__DATA SUPPLIED__
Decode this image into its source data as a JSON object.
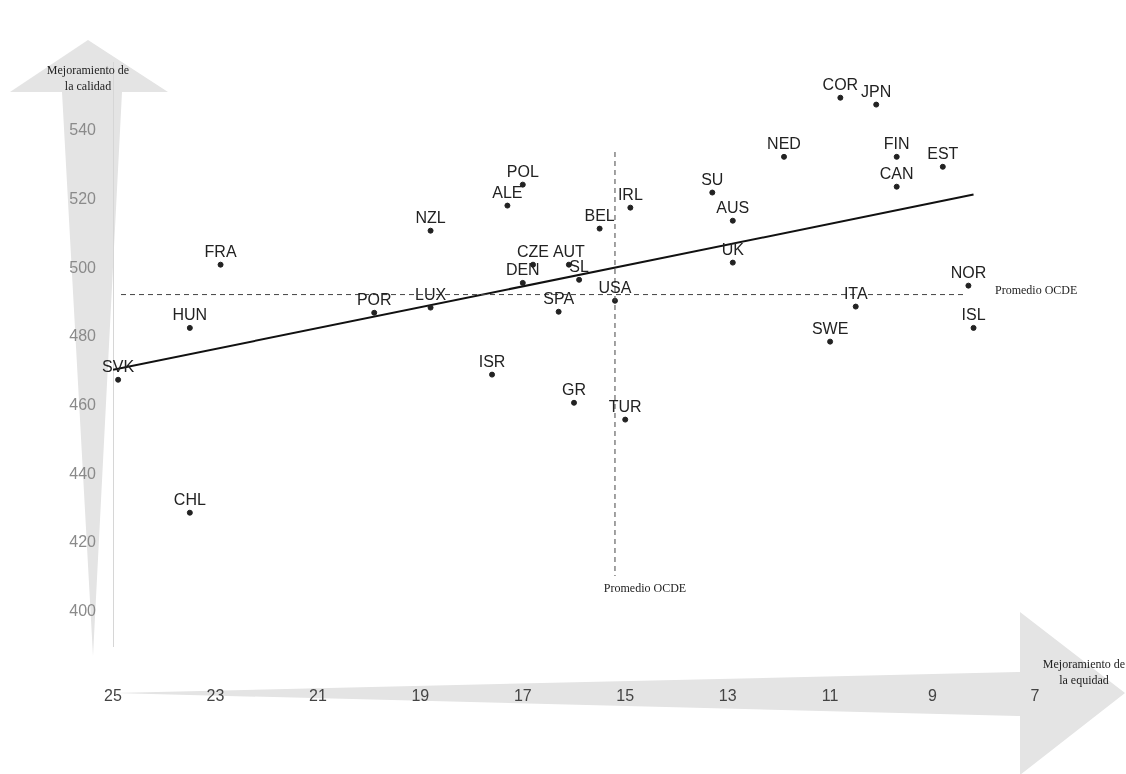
{
  "chart_data": {
    "type": "scatter",
    "xlabel": "Mejoramiento de la equidad",
    "ylabel": "Mejoramiento de la calidad",
    "xlim": [
      25,
      7
    ],
    "xticks": [
      25,
      23,
      21,
      19,
      17,
      15,
      13,
      11,
      9,
      7
    ],
    "ylim": [
      390,
      560
    ],
    "yticks": [
      400,
      420,
      440,
      460,
      480,
      500,
      520,
      540
    ],
    "grid": false,
    "legend": false,
    "series": [
      {
        "type": "scatter",
        "color": "#222222",
        "marker": "circle",
        "x": [
          10.8,
          10.1,
          11.9,
          9.7,
          8.8,
          9.7,
          13.3,
          17.0,
          17.3,
          14.9,
          12.9,
          15.5,
          18.8,
          22.9,
          12.9,
          16.8,
          16.1,
          17.0,
          15.9,
          8.3,
          15.2,
          10.5,
          18.8,
          19.9,
          16.3,
          23.5,
          8.2,
          11.0,
          24.9,
          17.6,
          16.0,
          15.0,
          23.5
        ],
        "values": [
          549.6,
          547.6,
          532.4,
          532.4,
          529.5,
          523.7,
          522,
          524.3,
          518.2,
          517.6,
          513.8,
          511.5,
          510.9,
          501,
          501.6,
          501,
          501,
          495.7,
          496.6,
          494.9,
          490.5,
          488.8,
          488.5,
          487,
          487.3,
          482.6,
          482.6,
          478.6,
          467.5,
          469,
          460.8,
          455.9,
          428.8
        ],
        "value_labels": [
          "COR",
          "JPN",
          "NED",
          "FIN",
          "EST",
          "CAN",
          "SU",
          "POL",
          "ALE",
          "IRL",
          "AUS",
          "BEL",
          "NZL",
          "FRA",
          "UK",
          "CZE",
          "AUT",
          "DEN",
          "SL",
          "NOR",
          "USA",
          "ITA",
          "LUX",
          "POR",
          "SPA",
          "HUN",
          "ISL",
          "SWE",
          "SVK",
          "ISR",
          "GR",
          "TUR",
          "CHL"
        ]
      },
      {
        "type": "line",
        "color": "#111111",
        "marker": "none",
        "x": [
          25,
          8.2
        ],
        "values": [
          470.4,
          521.4
        ]
      }
    ],
    "ref_lines": [
      {
        "axis": "x",
        "value": 15.2,
        "label": "Promedio OCDE",
        "color": "#444444",
        "line_style": "dashed"
      },
      {
        "axis": "y",
        "value": 492.3,
        "label": "Promedio OCDE",
        "color": "#444444",
        "line_style": "dashed"
      }
    ]
  }
}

__SHORT TASK__
Using the data above, write out every line exactly, leaving the images behind.

__PROBLEM SOLUTION__
Decode this image into its source data as a JSON object.
{
  "chart_data": {
    "type": "scatter",
    "xlabel": "Mejoramiento de la equidad",
    "ylabel": "Mejoramiento de la calidad",
    "xlim": [
      25,
      7
    ],
    "xticks": [
      25,
      23,
      21,
      19,
      17,
      15,
      13,
      11,
      9,
      7
    ],
    "ylim": [
      390,
      560
    ],
    "yticks": [
      400,
      420,
      440,
      460,
      480,
      500,
      520,
      540
    ],
    "grid": false,
    "legend": false,
    "series": [
      {
        "type": "scatter",
        "color": "#222222",
        "marker": "circle",
        "x": [
          10.8,
          10.1,
          11.9,
          9.7,
          8.8,
          9.7,
          13.3,
          17.0,
          17.3,
          14.9,
          12.9,
          15.5,
          18.8,
          22.9,
          12.9,
          16.8,
          16.1,
          17.0,
          15.9,
          8.3,
          15.2,
          10.5,
          18.8,
          19.9,
          16.3,
          23.5,
          8.2,
          11.0,
          24.9,
          17.6,
          16.0,
          15.0,
          23.5
        ],
        "values": [
          549.6,
          547.6,
          532.4,
          532.4,
          529.5,
          523.7,
          522,
          524.3,
          518.2,
          517.6,
          513.8,
          511.5,
          510.9,
          501,
          501.6,
          501,
          501,
          495.7,
          496.6,
          494.9,
          490.5,
          488.8,
          488.5,
          487,
          487.3,
          482.6,
          482.6,
          478.6,
          467.5,
          469,
          460.8,
          455.9,
          428.8
        ],
        "value_labels": [
          "COR",
          "JPN",
          "NED",
          "FIN",
          "EST",
          "CAN",
          "SU",
          "POL",
          "ALE",
          "IRL",
          "AUS",
          "BEL",
          "NZL",
          "FRA",
          "UK",
          "CZE",
          "AUT",
          "DEN",
          "SL",
          "NOR",
          "USA",
          "ITA",
          "LUX",
          "POR",
          "SPA",
          "HUN",
          "ISL",
          "SWE",
          "SVK",
          "ISR",
          "GR",
          "TUR",
          "CHL"
        ]
      },
      {
        "type": "line",
        "color": "#111111",
        "marker": "none",
        "x": [
          25,
          8.2
        ],
        "values": [
          470.4,
          521.4
        ]
      }
    ],
    "ref_lines": [
      {
        "axis": "x",
        "value": 15.2,
        "label": "Promedio OCDE",
        "color": "#444444",
        "line_style": "dashed"
      },
      {
        "axis": "y",
        "value": 492.3,
        "label": "Promedio OCDE",
        "color": "#444444",
        "line_style": "dashed"
      }
    ]
  }
}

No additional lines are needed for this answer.